**Action item**
Can you give back the forum discussion about measuring motor RPM from a phase voltage, the whole of it, word for word and unchanged?

**Source document**
All you need is to divide and clamp that voltage and you can process it digitally. Add a Schmitt trigger if you want the cherry on the cake.
Thanks!
Yes I can connect directly to a phase, but I don't exactly know what you mean. Do you mean like rectify the signal of one phase, followed by a sufficiently big condensator. Than add a voltage divider to this result and use the lower voltage to calculate the RPM?
No, feed it into a microcontroller input pin and then inside use a counter module to measure the frequency. Newer microcontrollers usually have very adaptable timers/counters which will allow you to do that efficiently, without wasting CPU cycles on countless interrupt routines.
I read that for this purpose you can use the 'Input capture feature'. I got it from John Wasser's answer on this post:
https://forum.arduino.cc/t/how-do-i-measure-the-time-between-voltage-pulses-accurately-with-an-arduino-for-diy-efi-project/947830/2I guess that is what you mean with an 'efficient way of counting'.

**Dataset entries**

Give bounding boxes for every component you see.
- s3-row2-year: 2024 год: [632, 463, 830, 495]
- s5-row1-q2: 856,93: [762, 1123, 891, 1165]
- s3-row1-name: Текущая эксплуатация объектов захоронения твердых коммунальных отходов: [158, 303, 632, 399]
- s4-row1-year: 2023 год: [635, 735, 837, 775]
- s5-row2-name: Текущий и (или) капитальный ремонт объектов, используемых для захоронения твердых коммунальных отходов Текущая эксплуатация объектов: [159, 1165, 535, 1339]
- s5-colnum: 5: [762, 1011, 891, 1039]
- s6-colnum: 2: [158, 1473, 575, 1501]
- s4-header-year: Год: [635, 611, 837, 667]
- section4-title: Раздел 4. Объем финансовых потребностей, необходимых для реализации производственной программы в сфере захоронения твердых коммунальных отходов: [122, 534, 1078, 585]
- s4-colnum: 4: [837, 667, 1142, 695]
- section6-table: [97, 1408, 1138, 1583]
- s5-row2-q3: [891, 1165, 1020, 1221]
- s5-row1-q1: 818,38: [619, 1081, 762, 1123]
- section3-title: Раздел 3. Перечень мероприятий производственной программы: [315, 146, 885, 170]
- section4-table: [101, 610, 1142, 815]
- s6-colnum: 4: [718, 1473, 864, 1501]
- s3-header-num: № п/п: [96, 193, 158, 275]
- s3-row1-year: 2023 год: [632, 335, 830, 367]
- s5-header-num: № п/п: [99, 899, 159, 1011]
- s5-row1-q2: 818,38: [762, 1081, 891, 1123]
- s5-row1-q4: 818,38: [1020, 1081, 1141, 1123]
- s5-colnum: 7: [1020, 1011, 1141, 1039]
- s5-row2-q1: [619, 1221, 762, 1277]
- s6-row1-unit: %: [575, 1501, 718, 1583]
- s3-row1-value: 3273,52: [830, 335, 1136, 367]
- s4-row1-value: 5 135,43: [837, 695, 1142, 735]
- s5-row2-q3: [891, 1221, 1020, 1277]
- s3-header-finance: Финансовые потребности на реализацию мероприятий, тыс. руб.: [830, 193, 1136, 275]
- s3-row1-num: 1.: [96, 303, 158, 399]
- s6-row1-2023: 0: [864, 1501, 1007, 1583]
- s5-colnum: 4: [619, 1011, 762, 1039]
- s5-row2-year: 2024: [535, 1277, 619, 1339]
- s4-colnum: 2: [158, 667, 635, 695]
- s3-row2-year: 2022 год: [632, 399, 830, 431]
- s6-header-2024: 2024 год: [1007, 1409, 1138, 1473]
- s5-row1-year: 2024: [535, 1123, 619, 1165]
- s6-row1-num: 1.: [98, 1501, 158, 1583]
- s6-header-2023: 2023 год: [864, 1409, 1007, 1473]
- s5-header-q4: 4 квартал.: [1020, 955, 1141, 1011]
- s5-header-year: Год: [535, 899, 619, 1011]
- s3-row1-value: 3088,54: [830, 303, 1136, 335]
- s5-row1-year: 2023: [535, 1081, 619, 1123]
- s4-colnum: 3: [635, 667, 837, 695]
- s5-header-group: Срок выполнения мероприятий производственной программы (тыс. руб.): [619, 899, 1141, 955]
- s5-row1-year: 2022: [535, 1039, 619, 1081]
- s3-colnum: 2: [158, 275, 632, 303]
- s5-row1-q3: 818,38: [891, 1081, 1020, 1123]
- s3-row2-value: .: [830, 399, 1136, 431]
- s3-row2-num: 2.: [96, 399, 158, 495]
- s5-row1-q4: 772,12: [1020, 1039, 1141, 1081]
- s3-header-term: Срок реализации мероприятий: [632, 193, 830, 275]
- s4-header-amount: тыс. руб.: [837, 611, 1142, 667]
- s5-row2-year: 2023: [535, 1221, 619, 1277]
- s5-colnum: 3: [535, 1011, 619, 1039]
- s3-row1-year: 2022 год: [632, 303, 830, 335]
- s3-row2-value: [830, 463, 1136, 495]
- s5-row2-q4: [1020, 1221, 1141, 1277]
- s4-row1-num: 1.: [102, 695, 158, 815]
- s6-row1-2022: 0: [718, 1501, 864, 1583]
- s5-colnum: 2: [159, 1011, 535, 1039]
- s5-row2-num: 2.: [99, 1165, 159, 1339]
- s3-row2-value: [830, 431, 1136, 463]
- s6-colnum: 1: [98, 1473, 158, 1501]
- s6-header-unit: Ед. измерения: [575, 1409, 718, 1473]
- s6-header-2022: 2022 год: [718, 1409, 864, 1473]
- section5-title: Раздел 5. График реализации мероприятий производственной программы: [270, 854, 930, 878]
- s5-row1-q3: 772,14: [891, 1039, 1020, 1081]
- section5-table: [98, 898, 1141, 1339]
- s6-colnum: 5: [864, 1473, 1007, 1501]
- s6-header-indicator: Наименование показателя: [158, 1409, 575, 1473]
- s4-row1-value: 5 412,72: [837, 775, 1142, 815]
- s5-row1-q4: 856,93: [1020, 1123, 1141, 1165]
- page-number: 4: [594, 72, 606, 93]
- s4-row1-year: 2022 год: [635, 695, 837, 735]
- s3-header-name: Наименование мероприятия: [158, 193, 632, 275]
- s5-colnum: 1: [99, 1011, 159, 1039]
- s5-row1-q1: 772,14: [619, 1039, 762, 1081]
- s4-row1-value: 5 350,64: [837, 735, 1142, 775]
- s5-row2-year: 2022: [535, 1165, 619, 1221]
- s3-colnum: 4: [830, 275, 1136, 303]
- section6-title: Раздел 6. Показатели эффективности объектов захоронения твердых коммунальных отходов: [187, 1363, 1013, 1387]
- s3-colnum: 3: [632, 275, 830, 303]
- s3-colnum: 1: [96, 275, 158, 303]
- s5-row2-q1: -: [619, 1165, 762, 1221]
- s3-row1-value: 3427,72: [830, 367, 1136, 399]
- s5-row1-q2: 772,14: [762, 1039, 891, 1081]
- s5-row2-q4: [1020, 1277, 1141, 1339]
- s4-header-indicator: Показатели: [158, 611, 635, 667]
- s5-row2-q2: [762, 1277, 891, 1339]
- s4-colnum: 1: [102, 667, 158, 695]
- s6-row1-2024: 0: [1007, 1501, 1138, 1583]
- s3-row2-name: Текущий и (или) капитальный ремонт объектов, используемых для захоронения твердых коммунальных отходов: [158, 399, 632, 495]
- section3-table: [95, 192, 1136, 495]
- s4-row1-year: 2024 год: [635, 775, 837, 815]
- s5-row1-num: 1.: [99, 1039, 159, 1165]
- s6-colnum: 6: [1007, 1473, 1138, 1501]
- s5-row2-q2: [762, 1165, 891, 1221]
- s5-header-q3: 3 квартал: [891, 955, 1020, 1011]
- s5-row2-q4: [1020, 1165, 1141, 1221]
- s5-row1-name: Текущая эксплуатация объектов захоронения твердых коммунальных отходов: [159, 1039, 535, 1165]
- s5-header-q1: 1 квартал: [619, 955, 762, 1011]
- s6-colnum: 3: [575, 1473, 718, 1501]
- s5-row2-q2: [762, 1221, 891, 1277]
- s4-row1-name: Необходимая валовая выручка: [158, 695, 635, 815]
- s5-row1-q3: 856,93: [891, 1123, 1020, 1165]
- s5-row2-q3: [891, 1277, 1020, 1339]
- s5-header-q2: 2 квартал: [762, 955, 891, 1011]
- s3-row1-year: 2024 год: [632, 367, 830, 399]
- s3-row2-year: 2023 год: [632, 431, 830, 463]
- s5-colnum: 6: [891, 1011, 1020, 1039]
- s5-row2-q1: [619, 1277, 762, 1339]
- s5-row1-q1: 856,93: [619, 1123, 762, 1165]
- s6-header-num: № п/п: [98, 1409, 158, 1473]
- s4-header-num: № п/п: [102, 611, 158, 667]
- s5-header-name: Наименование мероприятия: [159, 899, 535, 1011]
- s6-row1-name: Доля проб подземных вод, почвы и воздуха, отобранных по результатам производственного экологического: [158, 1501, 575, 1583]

**Task answer**
All you need is to divide and clamp that voltage and you can process it digitally. Add a Schmitt trigger if you want the cherry on the cake.
Thanks!
Yes I can connect directly to a phase, but I don't exactly know what you mean. Do you mean like rectify the signal of one phase, followed by a sufficiently big condensator. Than add a voltage divider to this result and use the lower voltage to calculate the RPM?
No, feed it into a microcontroller input pin and then inside use a counter module to measure the frequency. Newer microcontrollers usually have very adaptable timers/counters which will allow you to do that efficiently, without wasting CPU cycles on countless interrupt routines.
I read that for this purpose you can use the 'Input capture feature'. I got it from John Wasser's answer on this post:
https://forum.arduino.cc/t/how-do-i-measure-the-time-between-voltage-pulses-accurately-with-an-arduino-for-diy-efi-project/947830/2I guess that is what you mean with an 'efficient way of counting'.